#### Supplied data

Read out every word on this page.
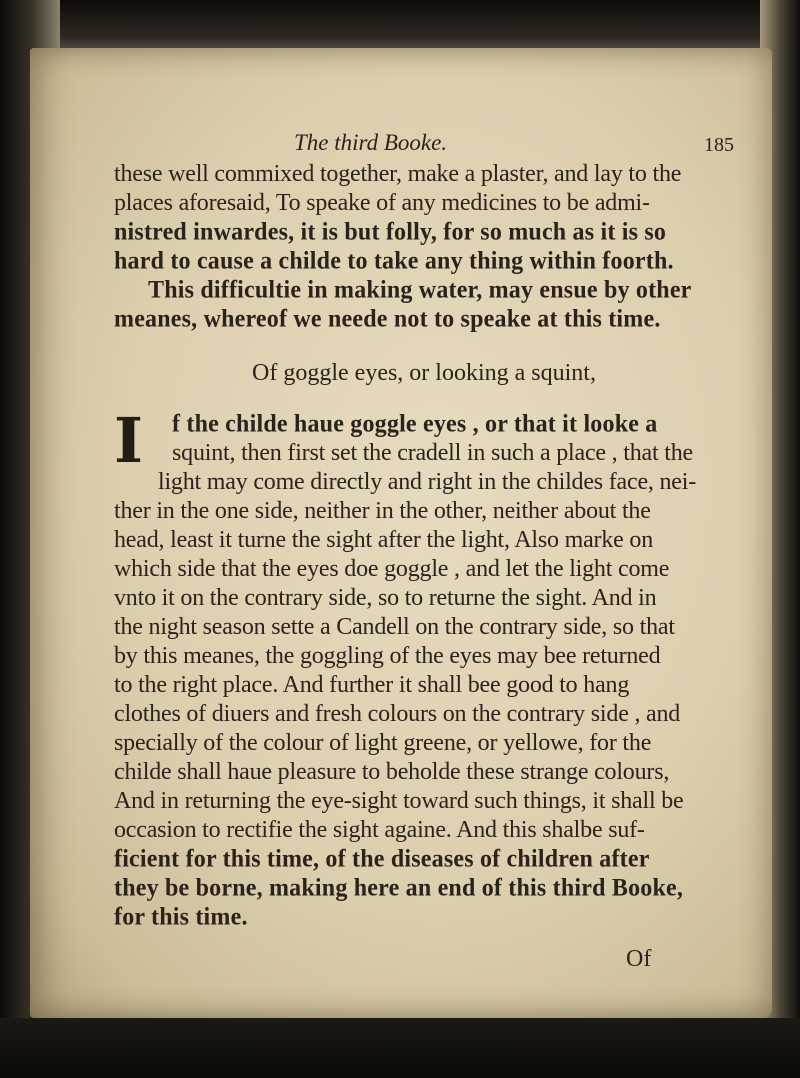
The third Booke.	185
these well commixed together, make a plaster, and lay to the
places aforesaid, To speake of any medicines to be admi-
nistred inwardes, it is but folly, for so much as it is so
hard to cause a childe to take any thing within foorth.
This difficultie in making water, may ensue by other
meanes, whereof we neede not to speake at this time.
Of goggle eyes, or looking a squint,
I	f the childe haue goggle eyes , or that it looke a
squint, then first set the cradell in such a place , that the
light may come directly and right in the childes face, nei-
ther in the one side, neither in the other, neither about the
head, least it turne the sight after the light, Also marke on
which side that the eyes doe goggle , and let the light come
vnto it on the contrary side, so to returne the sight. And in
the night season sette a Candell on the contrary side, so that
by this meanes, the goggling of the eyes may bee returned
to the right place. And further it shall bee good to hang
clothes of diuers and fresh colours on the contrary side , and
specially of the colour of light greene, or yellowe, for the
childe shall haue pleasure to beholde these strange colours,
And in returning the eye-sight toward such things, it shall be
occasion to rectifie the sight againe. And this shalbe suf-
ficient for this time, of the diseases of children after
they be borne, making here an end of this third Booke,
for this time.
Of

#### Short exercise
Your copy should repeat each entry above exactly but contain no pictures.

#### Task output
Read out every word on this page.
The third Booke.	185
these well commixed together, make a plaster, and lay to the
places aforesaid, To speake of any medicines to be admi-
nistred inwardes, it is but folly, for so much as it is so
hard to cause a childe to take any thing within foorth.
This difficultie in making water, may ensue by other
meanes, whereof we neede not to speake at this time.
Of goggle eyes, or looking a squint,
I	f the childe haue goggle eyes , or that it looke a
squint, then first set the cradell in such a place , that the
light may come directly and right in the childes face, nei-
ther in the one side, neither in the other, neither about the
head, least it turne the sight after the light, Also marke on
which side that the eyes doe goggle , and let the light come
vnto it on the contrary side, so to returne the sight. And in
the night season sette a Candell on the contrary side, so that
by this meanes, the goggling of the eyes may bee returned
to the right place. And further it shall bee good to hang
clothes of diuers and fresh colours on the contrary side , and
specially of the colour of light greene, or yellowe, for the
childe shall haue pleasure to beholde these strange colours,
And in returning the eye-sight toward such things, it shall be
occasion to rectifie the sight againe. And this shalbe suf-
ficient for this time, of the diseases of children after
they be borne, making here an end of this third Booke,
for this time.
Of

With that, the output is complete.